§ **REQUIRED WORK**
Copy out each line exactly as it appears.

□ □ □

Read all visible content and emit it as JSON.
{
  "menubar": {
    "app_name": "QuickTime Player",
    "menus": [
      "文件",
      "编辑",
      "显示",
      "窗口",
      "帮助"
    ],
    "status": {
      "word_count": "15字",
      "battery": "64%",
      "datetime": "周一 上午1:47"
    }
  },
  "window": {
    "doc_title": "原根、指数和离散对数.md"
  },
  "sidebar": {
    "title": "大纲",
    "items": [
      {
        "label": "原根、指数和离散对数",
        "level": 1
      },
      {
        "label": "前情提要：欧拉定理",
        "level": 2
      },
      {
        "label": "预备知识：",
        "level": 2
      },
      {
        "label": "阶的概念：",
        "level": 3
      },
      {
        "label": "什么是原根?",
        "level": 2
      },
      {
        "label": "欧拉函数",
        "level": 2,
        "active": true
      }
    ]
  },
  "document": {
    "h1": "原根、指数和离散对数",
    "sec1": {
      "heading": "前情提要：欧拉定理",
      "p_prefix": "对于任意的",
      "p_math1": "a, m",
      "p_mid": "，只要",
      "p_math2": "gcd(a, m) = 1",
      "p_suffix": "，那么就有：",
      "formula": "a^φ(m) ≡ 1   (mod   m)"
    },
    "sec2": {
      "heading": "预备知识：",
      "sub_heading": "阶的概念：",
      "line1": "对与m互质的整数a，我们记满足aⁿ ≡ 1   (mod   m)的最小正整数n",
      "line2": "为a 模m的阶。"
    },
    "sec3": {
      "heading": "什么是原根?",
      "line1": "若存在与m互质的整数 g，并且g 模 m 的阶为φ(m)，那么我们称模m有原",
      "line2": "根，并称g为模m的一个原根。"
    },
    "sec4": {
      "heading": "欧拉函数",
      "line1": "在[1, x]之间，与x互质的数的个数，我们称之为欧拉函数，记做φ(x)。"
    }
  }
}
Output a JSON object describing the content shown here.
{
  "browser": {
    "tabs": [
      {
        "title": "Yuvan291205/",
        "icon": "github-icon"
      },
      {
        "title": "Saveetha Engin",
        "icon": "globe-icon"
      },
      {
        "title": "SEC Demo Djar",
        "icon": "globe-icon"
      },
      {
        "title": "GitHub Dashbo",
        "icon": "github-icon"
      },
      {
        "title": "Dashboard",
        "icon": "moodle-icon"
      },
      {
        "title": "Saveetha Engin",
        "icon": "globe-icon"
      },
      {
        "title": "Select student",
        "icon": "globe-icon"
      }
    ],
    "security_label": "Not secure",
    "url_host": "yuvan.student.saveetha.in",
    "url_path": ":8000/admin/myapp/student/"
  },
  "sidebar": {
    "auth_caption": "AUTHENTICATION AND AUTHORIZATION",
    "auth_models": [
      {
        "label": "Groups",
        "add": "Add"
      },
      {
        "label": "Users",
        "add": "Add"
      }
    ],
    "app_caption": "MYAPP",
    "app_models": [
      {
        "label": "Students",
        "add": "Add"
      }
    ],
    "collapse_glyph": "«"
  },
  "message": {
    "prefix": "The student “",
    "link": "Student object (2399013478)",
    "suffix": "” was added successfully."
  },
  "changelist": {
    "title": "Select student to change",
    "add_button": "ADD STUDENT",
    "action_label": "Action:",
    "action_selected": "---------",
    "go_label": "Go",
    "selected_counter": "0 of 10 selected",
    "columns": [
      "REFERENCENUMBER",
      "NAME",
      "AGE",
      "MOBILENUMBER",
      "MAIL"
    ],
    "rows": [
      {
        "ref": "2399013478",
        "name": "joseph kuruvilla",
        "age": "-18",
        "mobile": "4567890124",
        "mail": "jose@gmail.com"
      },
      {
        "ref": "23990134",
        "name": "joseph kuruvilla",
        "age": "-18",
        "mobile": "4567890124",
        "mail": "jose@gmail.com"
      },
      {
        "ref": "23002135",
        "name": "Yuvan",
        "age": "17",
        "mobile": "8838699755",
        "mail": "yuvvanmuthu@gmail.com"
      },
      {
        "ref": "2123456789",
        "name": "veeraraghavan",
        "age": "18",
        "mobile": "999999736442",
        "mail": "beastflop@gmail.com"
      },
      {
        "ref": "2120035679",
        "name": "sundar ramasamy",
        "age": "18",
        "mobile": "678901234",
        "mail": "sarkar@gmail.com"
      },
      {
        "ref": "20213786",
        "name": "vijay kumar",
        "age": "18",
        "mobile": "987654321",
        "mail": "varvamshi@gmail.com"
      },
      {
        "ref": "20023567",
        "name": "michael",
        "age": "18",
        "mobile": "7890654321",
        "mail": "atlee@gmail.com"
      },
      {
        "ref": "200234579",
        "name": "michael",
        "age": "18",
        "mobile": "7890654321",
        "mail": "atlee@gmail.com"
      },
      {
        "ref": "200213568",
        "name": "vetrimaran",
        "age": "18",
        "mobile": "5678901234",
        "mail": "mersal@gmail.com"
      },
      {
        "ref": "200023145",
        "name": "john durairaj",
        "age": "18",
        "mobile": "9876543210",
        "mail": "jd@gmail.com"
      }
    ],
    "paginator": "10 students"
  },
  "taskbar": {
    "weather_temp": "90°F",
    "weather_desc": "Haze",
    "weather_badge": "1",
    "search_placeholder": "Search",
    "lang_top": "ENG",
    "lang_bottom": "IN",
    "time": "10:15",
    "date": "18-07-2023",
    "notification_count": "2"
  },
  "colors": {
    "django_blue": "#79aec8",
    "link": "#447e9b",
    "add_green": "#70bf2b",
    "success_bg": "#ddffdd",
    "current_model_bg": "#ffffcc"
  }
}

□ □ □

§ **OUTPUT**
Read all visible content and emit it as JSON.
{
  "menubar": {
    "app_name": "QuickTime Player",
    "menus": [
      "文件",
      "编辑",
      "显示",
      "窗口",
      "帮助"
    ],
    "status": {
      "word_count": "15字",
      "battery": "64%",
      "datetime": "周一 上午1:47"
    }
  },
  "window": {
    "doc_title": "原根、指数和离散对数.md"
  },
  "sidebar": {
    "title": "大纲",
    "items": [
      {
        "label": "原根、指数和离散对数",
        "level": 1
      },
      {
        "label": "前情提要：欧拉定理",
        "level": 2
      },
      {
        "label": "预备知识：",
        "level": 2
      },
      {
        "label": "阶的概念：",
        "level": 3
      },
      {
        "label": "什么是原根?",
        "level": 2
      },
      {
        "label": "欧拉函数",
        "level": 2,
        "active": true
      }
    ]
  },
  "document": {
    "h1": "原根、指数和离散对数",
    "sec1": {
      "heading": "前情提要：欧拉定理",
      "p_prefix": "对于任意的",
      "p_math1": "a, m",
      "p_mid": "，只要",
      "p_math2": "gcd(a, m) = 1",
      "p_suffix": "，那么就有：",
      "formula": "a^φ(m) ≡ 1   (mod   m)"
    },
    "sec2": {
      "heading": "预备知识：",
      "sub_heading": "阶的概念：",
      "line1": "对与m互质的整数a，我们记满足aⁿ ≡ 1   (mod   m)的最小正整数n",
      "line2": "为a 模m的阶。"
    },
    "sec3": {
      "heading": "什么是原根?",
      "line1": "若存在与m互质的整数 g，并且g 模 m 的阶为φ(m)，那么我们称模m有原",
      "line2": "根，并称g为模m的一个原根。"
    },
    "sec4": {
      "heading": "欧拉函数",
      "line1": "在[1, x]之间，与x互质的数的个数，我们称之为欧拉函数，记做φ(x)。"
    }
  }
}
Output a JSON object describing the content shown here.
{
  "browser": {
    "tabs": [
      {
        "title": "Yuvan291205/",
        "icon": "github-icon"
      },
      {
        "title": "Saveetha Engin",
        "icon": "globe-icon"
      },
      {
        "title": "SEC Demo Djar",
        "icon": "globe-icon"
      },
      {
        "title": "GitHub Dashbo",
        "icon": "github-icon"
      },
      {
        "title": "Dashboard",
        "icon": "moodle-icon"
      },
      {
        "title": "Saveetha Engin",
        "icon": "globe-icon"
      },
      {
        "title": "Select student",
        "icon": "globe-icon"
      }
    ],
    "security_label": "Not secure",
    "url_host": "yuvan.student.saveetha.in",
    "url_path": ":8000/admin/myapp/student/"
  },
  "sidebar": {
    "auth_caption": "AUTHENTICATION AND AUTHORIZATION",
    "auth_models": [
      {
        "label": "Groups",
        "add": "Add"
      },
      {
        "label": "Users",
        "add": "Add"
      }
    ],
    "app_caption": "MYAPP",
    "app_models": [
      {
        "label": "Students",
        "add": "Add"
      }
    ],
    "collapse_glyph": "«"
  },
  "message": {
    "prefix": "The student “",
    "link": "Student object (2399013478)",
    "suffix": "” was added successfully."
  },
  "changelist": {
    "title": "Select student to change",
    "add_button": "ADD STUDENT",
    "action_label": "Action:",
    "action_selected": "---------",
    "go_label": "Go",
    "selected_counter": "0 of 10 selected",
    "columns": [
      "REFERENCENUMBER",
      "NAME",
      "AGE",
      "MOBILENUMBER",
      "MAIL"
    ],
    "rows": [
      {
        "ref": "2399013478",
        "name": "joseph kuruvilla",
        "age": "-18",
        "mobile": "4567890124",
        "mail": "jose@gmail.com"
      },
      {
        "ref": "23990134",
        "name": "joseph kuruvilla",
        "age": "-18",
        "mobile": "4567890124",
        "mail": "jose@gmail.com"
      },
      {
        "ref": "23002135",
        "name": "Yuvan",
        "age": "17",
        "mobile": "8838699755",
        "mail": "yuvvanmuthu@gmail.com"
      },
      {
        "ref": "2123456789",
        "name": "veeraraghavan",
        "age": "18",
        "mobile": "999999736442",
        "mail": "beastflop@gmail.com"
      },
      {
        "ref": "2120035679",
        "name": "sundar ramasamy",
        "age": "18",
        "mobile": "678901234",
        "mail": "sarkar@gmail.com"
      },
      {
        "ref": "20213786",
        "name": "vijay kumar",
        "age": "18",
        "mobile": "987654321",
        "mail": "varvamshi@gmail.com"
      },
      {
        "ref": "20023567",
        "name": "michael",
        "age": "18",
        "mobile": "7890654321",
        "mail": "atlee@gmail.com"
      },
      {
        "ref": "200234579",
        "name": "michael",
        "age": "18",
        "mobile": "7890654321",
        "mail": "atlee@gmail.com"
      },
      {
        "ref": "200213568",
        "name": "vetrimaran",
        "age": "18",
        "mobile": "5678901234",
        "mail": "mersal@gmail.com"
      },
      {
        "ref": "200023145",
        "name": "john durairaj",
        "age": "18",
        "mobile": "9876543210",
        "mail": "jd@gmail.com"
      }
    ],
    "paginator": "10 students"
  },
  "taskbar": {
    "weather_temp": "90°F",
    "weather_desc": "Haze",
    "weather_badge": "1",
    "search_placeholder": "Search",
    "lang_top": "ENG",
    "lang_bottom": "IN",
    "time": "10:15",
    "date": "18-07-2023",
    "notification_count": "2"
  },
  "colors": {
    "django_blue": "#79aec8",
    "link": "#447e9b",
    "add_green": "#70bf2b",
    "success_bg": "#ddffdd",
    "current_model_bg": "#ffffcc"
  }
}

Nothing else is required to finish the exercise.